Data records
__________________________________________________

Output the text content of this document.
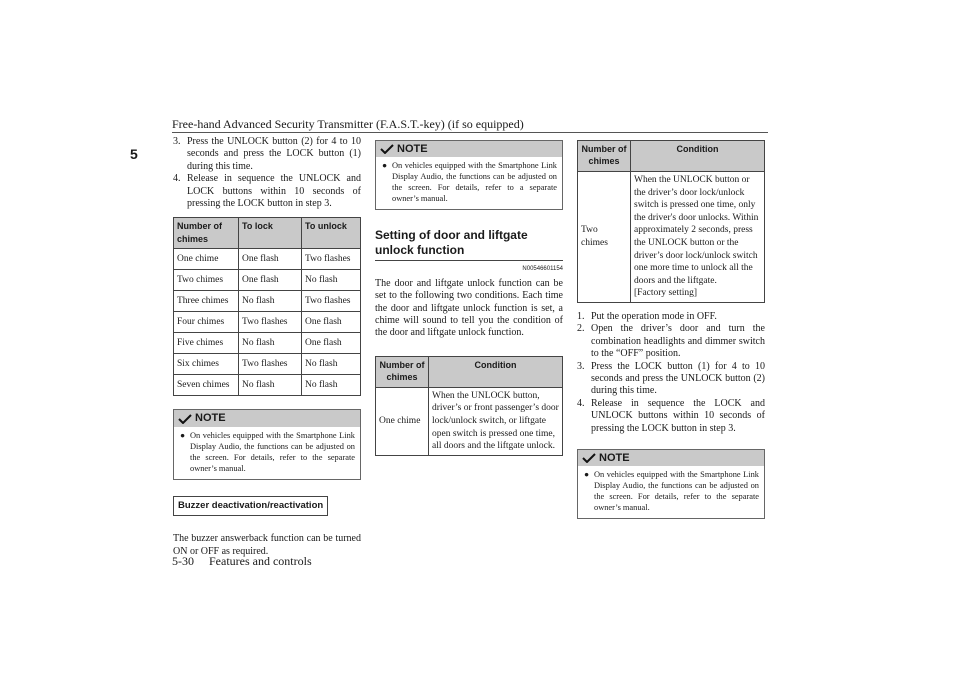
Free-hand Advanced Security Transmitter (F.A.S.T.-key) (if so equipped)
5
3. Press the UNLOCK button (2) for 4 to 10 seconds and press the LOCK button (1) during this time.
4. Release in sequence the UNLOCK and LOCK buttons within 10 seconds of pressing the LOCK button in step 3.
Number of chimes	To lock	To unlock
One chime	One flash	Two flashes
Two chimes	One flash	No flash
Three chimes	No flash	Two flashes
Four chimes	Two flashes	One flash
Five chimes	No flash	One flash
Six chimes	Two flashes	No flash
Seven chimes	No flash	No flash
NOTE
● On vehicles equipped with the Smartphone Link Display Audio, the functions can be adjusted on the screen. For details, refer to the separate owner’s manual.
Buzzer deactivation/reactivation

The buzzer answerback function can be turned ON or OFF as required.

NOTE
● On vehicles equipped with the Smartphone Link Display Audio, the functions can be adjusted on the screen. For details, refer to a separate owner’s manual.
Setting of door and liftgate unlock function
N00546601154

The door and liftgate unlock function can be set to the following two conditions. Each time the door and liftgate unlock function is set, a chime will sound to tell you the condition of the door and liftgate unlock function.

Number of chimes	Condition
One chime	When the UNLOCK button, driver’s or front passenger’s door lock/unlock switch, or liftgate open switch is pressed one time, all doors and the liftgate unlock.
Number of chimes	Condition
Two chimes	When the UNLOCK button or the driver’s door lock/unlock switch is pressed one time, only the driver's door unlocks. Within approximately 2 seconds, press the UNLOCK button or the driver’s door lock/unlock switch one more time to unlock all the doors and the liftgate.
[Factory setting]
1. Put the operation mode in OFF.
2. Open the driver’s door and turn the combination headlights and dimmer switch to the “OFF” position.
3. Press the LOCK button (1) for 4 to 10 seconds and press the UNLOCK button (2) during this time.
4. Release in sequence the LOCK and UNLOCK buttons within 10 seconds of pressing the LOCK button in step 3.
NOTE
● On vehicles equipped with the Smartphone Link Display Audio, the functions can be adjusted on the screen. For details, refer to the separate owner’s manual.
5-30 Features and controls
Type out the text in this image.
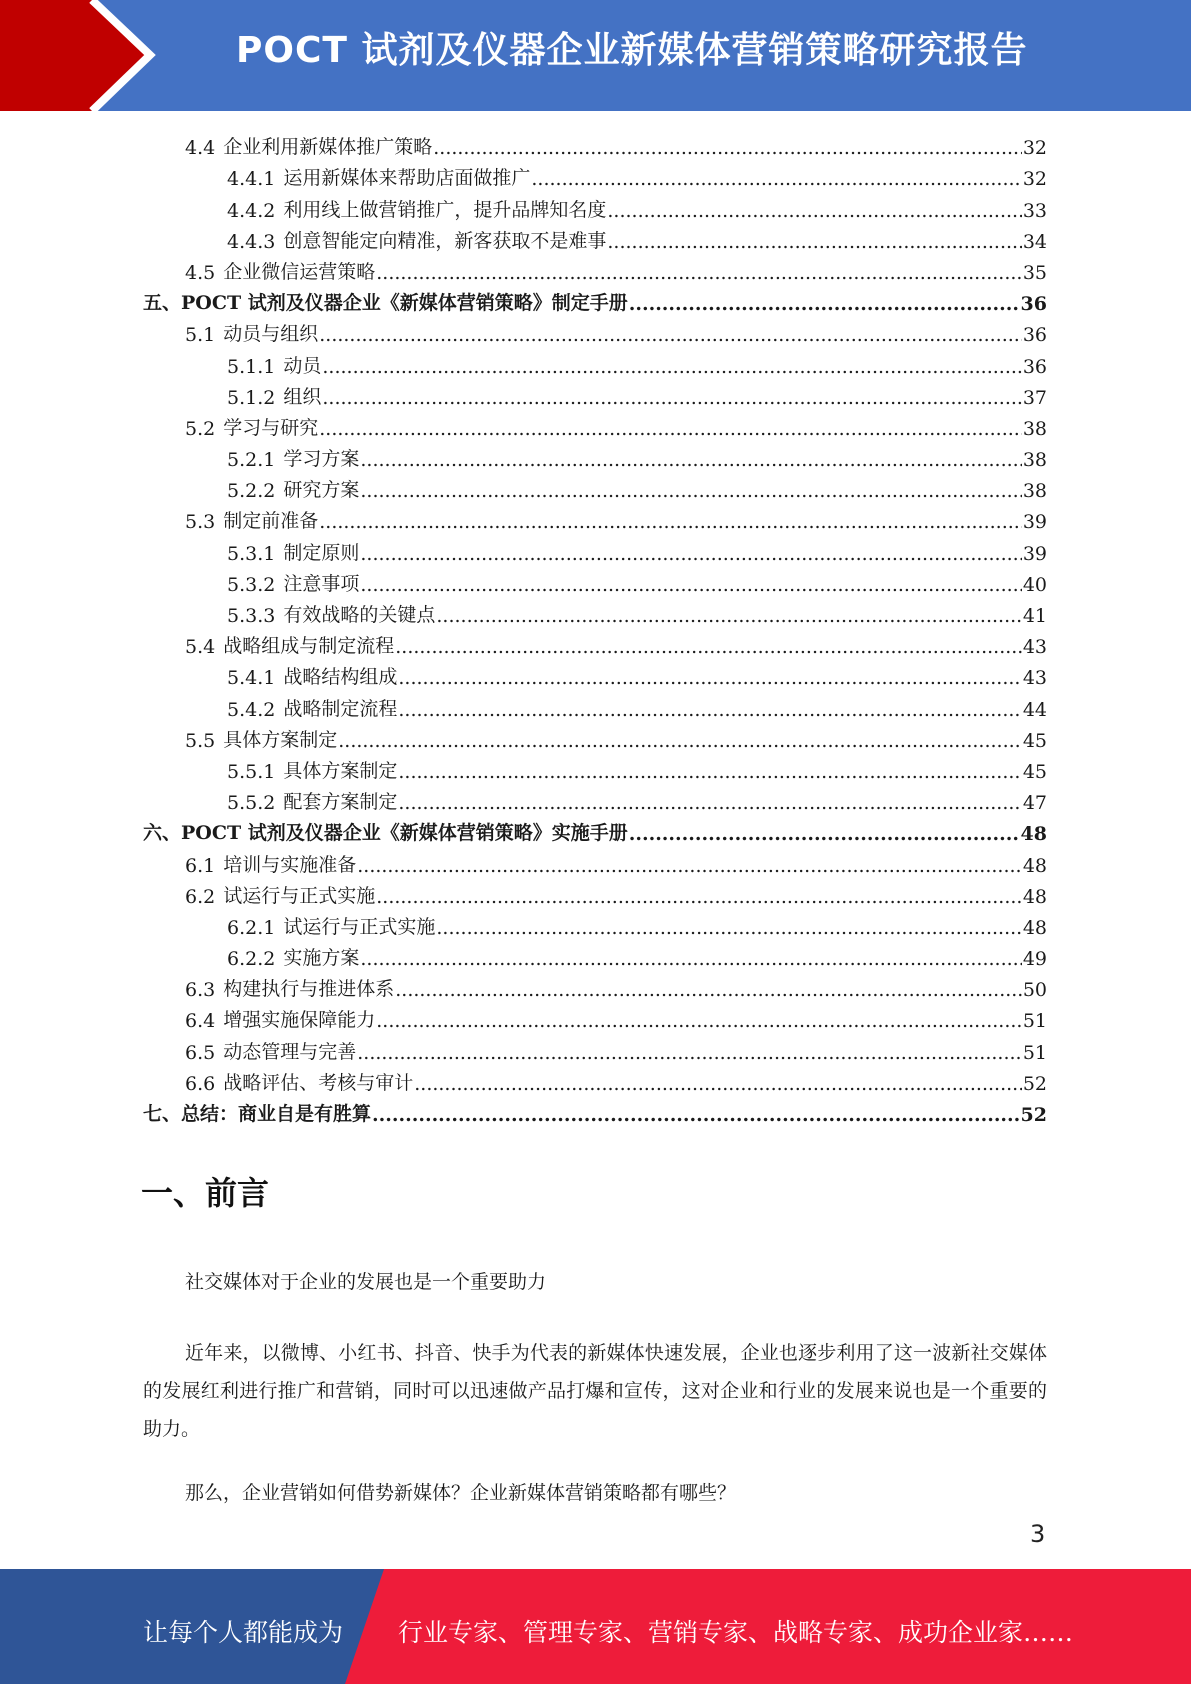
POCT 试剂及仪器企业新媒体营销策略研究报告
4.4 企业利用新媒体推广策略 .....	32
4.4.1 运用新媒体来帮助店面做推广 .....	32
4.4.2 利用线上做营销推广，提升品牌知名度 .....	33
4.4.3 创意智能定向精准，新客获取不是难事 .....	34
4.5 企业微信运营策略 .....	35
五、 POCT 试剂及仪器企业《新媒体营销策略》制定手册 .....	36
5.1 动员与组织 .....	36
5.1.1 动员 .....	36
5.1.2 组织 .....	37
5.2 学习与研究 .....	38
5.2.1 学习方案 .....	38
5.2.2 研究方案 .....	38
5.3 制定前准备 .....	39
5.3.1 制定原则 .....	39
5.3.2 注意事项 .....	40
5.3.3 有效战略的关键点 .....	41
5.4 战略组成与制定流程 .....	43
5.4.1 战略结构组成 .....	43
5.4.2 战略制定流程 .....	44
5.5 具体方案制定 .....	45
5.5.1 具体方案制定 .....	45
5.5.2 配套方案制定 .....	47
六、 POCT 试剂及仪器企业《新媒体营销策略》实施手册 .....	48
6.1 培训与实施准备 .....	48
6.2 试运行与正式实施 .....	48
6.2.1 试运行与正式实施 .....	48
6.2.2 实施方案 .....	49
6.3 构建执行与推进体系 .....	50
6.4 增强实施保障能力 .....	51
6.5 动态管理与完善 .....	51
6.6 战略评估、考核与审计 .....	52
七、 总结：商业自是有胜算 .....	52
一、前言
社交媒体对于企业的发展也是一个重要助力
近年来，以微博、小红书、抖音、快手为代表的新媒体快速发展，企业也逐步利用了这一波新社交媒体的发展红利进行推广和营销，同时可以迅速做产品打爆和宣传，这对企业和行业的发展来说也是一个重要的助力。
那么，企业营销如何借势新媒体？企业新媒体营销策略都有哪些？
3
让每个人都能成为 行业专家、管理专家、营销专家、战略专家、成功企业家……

__________________________________________________

Task statement: Find the word "buttons" in the data and show each line that holds it.

Solution for this task:
4. Release in sequence the UNLOCK and LOCK buttons within 10 seconds of pressing the LOCK button in step 3.
4. Release in sequence the LOCK and UNLOCK buttons within 10 seconds of pressing the LOCK button in step 3.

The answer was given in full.